**Goal**
Answer with one number: the count of lines in this material that hold the word "November".

**Records contained in a dataset**

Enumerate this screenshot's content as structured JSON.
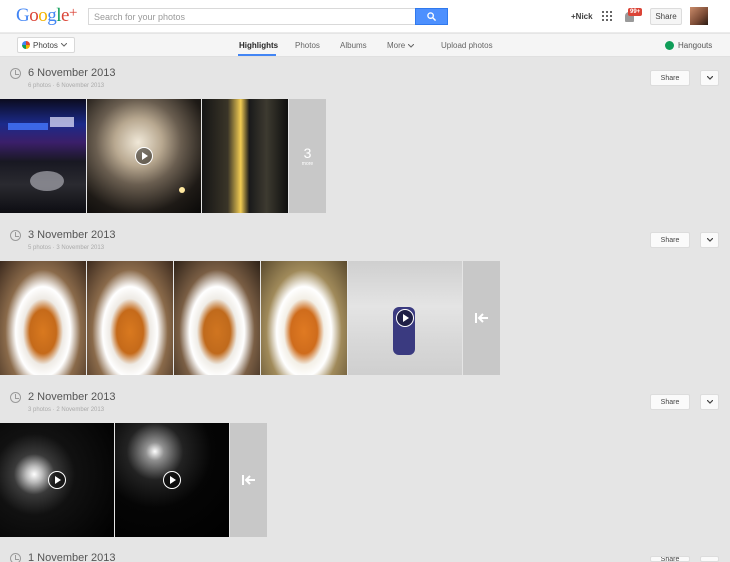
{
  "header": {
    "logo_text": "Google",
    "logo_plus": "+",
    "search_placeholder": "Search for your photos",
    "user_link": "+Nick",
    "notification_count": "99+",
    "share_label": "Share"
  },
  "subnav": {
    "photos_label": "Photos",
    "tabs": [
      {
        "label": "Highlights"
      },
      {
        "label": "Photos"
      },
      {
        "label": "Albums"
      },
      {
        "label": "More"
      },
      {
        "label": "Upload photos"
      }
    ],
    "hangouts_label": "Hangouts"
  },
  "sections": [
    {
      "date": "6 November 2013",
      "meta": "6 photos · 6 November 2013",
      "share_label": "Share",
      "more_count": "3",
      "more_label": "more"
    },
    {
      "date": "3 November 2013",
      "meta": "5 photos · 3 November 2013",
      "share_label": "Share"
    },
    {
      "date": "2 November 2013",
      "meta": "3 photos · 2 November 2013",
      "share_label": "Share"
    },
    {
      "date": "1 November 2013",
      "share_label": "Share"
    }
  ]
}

**Solution for this exercise**
7